**Work to be completed**
Omit the images, then output each of the records below exactly.

-------- Information provided

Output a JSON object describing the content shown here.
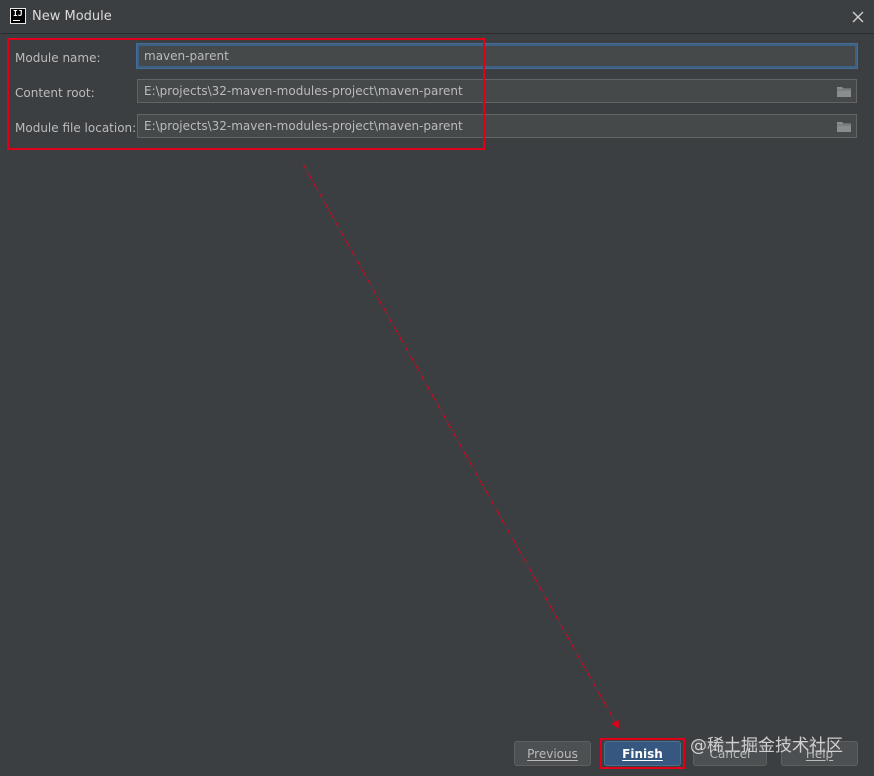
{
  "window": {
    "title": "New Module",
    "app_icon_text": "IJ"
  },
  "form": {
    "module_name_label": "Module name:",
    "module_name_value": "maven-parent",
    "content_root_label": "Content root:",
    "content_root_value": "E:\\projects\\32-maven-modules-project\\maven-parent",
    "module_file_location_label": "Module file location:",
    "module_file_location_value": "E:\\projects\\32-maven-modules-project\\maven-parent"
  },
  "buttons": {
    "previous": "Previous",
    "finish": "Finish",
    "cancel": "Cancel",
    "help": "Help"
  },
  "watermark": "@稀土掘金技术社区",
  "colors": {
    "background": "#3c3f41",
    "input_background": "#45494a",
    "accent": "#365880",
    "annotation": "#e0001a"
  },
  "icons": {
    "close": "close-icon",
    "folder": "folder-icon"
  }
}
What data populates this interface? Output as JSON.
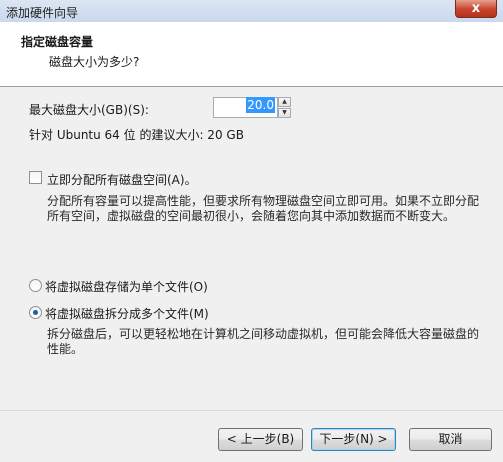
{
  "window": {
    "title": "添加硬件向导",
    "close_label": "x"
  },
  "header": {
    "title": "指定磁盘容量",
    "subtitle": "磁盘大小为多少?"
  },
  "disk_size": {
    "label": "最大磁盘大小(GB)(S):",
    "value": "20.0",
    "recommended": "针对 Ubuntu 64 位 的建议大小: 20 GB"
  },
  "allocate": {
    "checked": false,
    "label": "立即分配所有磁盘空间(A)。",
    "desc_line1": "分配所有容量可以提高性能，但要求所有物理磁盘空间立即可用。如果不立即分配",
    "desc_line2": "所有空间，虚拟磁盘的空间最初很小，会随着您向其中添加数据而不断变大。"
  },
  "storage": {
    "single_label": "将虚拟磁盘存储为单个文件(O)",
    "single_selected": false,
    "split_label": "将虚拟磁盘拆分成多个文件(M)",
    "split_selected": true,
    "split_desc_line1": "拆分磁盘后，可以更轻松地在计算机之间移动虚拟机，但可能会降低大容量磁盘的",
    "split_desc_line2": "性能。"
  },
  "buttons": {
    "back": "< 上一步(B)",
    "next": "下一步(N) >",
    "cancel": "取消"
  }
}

----------------

**Solution**
Output a JSON object describing the content shown here.
{
  "window": {
    "title": "New Module",
    "app_icon_text": "IJ"
  },
  "form": {
    "module_name_label": "Module name:",
    "module_name_value": "maven-parent",
    "content_root_label": "Content root:",
    "content_root_value": "E:\\projects\\32-maven-modules-project\\maven-parent",
    "module_file_location_label": "Module file location:",
    "module_file_location_value": "E:\\projects\\32-maven-modules-project\\maven-parent"
  },
  "buttons": {
    "previous": "Previous",
    "finish": "Finish",
    "cancel": "Cancel",
    "help": "Help"
  },
  "watermark": "@稀土掘金技术社区",
  "colors": {
    "background": "#3c3f41",
    "input_background": "#45494a",
    "accent": "#365880",
    "annotation": "#e0001a"
  },
  "icons": {
    "close": "close-icon",
    "folder": "folder-icon"
  }
}
What data populates this interface? Output as JSON.
{
  "window": {
    "title": "添加硬件向导",
    "close_label": "x"
  },
  "header": {
    "title": "指定磁盘容量",
    "subtitle": "磁盘大小为多少?"
  },
  "disk_size": {
    "label": "最大磁盘大小(GB)(S):",
    "value": "20.0",
    "recommended": "针对 Ubuntu 64 位 的建议大小: 20 GB"
  },
  "allocate": {
    "checked": false,
    "label": "立即分配所有磁盘空间(A)。",
    "desc_line1": "分配所有容量可以提高性能，但要求所有物理磁盘空间立即可用。如果不立即分配",
    "desc_line2": "所有空间，虚拟磁盘的空间最初很小，会随着您向其中添加数据而不断变大。"
  },
  "storage": {
    "single_label": "将虚拟磁盘存储为单个文件(O)",
    "single_selected": false,
    "split_label": "将虚拟磁盘拆分成多个文件(M)",
    "split_selected": true,
    "split_desc_line1": "拆分磁盘后，可以更轻松地在计算机之间移动虚拟机，但可能会降低大容量磁盘的",
    "split_desc_line2": "性能。"
  },
  "buttons": {
    "back": "< 上一步(B)",
    "next": "下一步(N) >",
    "cancel": "取消"
  }
}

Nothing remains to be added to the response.